Problem to solve —
Pull out all lines from the listing below in which the word "JSON" appears.

══ Data to process

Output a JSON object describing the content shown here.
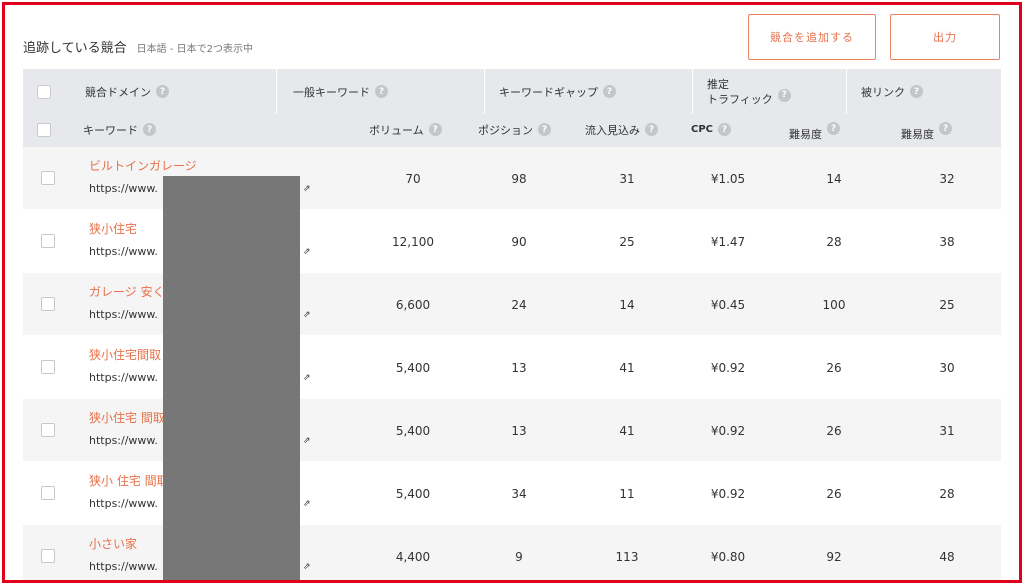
{
  "header": {
    "title": "追跡している競合",
    "subtitle": "日本語 - 日本で2つ表示中"
  },
  "buttons": {
    "add_competitor": "競合を追加する",
    "export": "出力"
  },
  "table": {
    "group_headers": [
      "競合ドメイン",
      "一般キーワード",
      "キーワードギャップ",
      "推定",
      "トラフィック",
      "被リンク"
    ],
    "columns": {
      "keyword": "キーワード",
      "volume": "ボリューム",
      "position": "ポジション",
      "traffic": "流入見込み",
      "cpc": "CPC",
      "paid_difficulty": "難易度",
      "seo_difficulty": "難易度"
    },
    "rows": [
      {
        "keyword": "ビルトインガレージ",
        "url": "https://www.",
        "volume": "70",
        "position": "98",
        "traffic": "31",
        "cpc": "¥1.05",
        "pd": "14",
        "sd": "32"
      },
      {
        "keyword": "狭小住宅",
        "url": "https://www.",
        "volume": "12,100",
        "position": "90",
        "traffic": "25",
        "cpc": "¥1.47",
        "pd": "28",
        "sd": "38"
      },
      {
        "keyword": "ガレージ 安く",
        "url": "https://www.",
        "volume": "6,600",
        "position": "24",
        "traffic": "14",
        "cpc": "¥0.45",
        "pd": "100",
        "sd": "25"
      },
      {
        "keyword": "狭小住宅間取",
        "url": "https://www.",
        "volume": "5,400",
        "position": "13",
        "traffic": "41",
        "cpc": "¥0.92",
        "pd": "26",
        "sd": "30"
      },
      {
        "keyword": "狭小住宅 間取",
        "url": "https://www.",
        "volume": "5,400",
        "position": "13",
        "traffic": "41",
        "cpc": "¥0.92",
        "pd": "26",
        "sd": "31"
      },
      {
        "keyword": "狭小 住宅 間取",
        "url": "https://www.",
        "volume": "5,400",
        "position": "34",
        "traffic": "11",
        "cpc": "¥0.92",
        "pd": "26",
        "sd": "28"
      },
      {
        "keyword": "小さい家",
        "url": "https://www.",
        "volume": "4,400",
        "position": "9",
        "traffic": "113",
        "cpc": "¥0.80",
        "pd": "92",
        "sd": "48"
      }
    ]
  },
  "icons": {
    "help": "?",
    "external_link": "⇗"
  },
  "colors": {
    "accent": "#e8704a",
    "frame": "#e0001b",
    "header_bg": "#e6e8eb"
  }
}
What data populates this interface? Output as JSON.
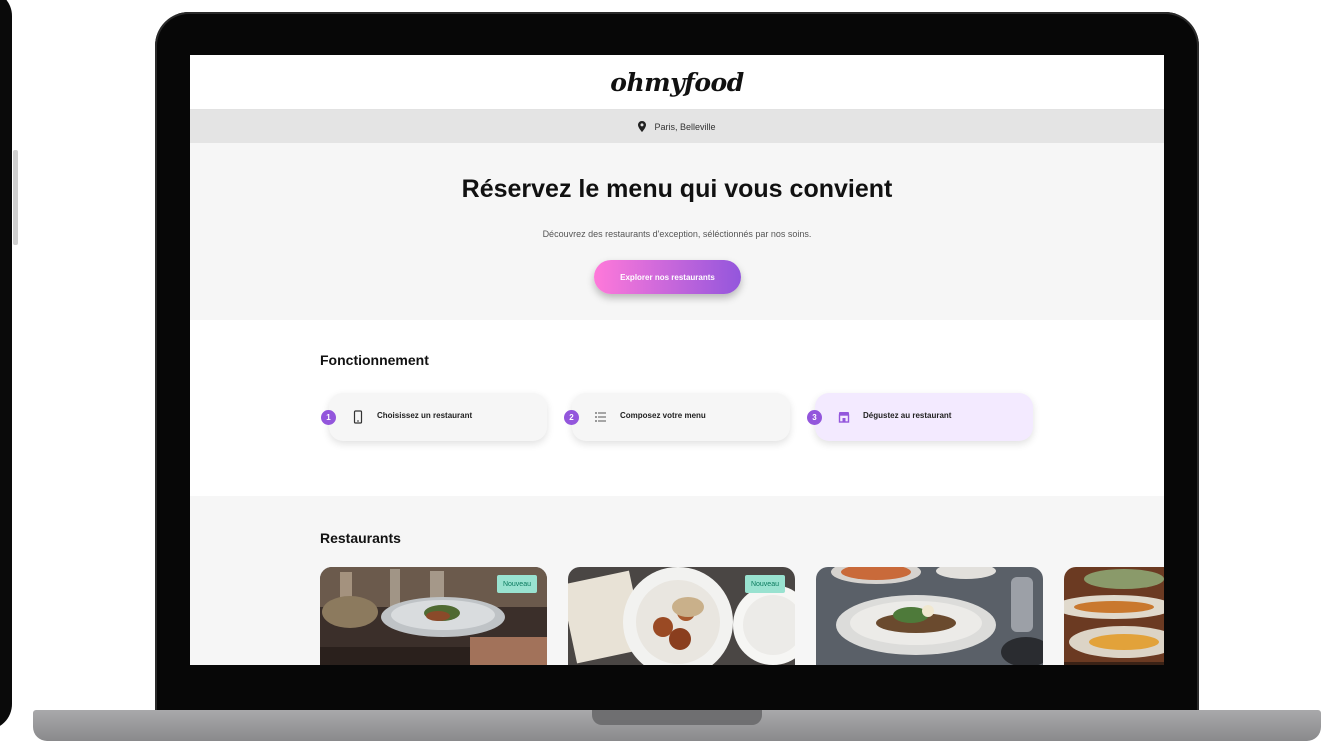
{
  "site": {
    "logo": "ohmyfood",
    "location": "Paris, Belleville"
  },
  "hero": {
    "title": "Réservez le menu qui vous convient",
    "subtitle": "Découvrez des restaurants d'exception, séléctionnés par nos soins.",
    "cta_label": "Explorer nos restaurants"
  },
  "how_it_works": {
    "title": "Fonctionnement",
    "steps": [
      {
        "number": "1",
        "icon": "mobile-phone-icon",
        "label": "Choisissez un restaurant"
      },
      {
        "number": "2",
        "icon": "list-icon",
        "label": "Composez votre menu"
      },
      {
        "number": "3",
        "icon": "store-icon",
        "label": "Dégustez au restaurant"
      }
    ]
  },
  "restaurants": {
    "title": "Restaurants",
    "cards": [
      {
        "badge": "Nouveau"
      },
      {
        "badge": "Nouveau"
      },
      {
        "badge": ""
      },
      {
        "badge": ""
      }
    ]
  },
  "colors": {
    "accent_purple": "#9356dc",
    "accent_pink": "#ff79da",
    "badge_green": "#99e2d0"
  }
}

════

Task solution —
Output a JSON object describing the content shown here.
What data populates this interface? Output as JSON.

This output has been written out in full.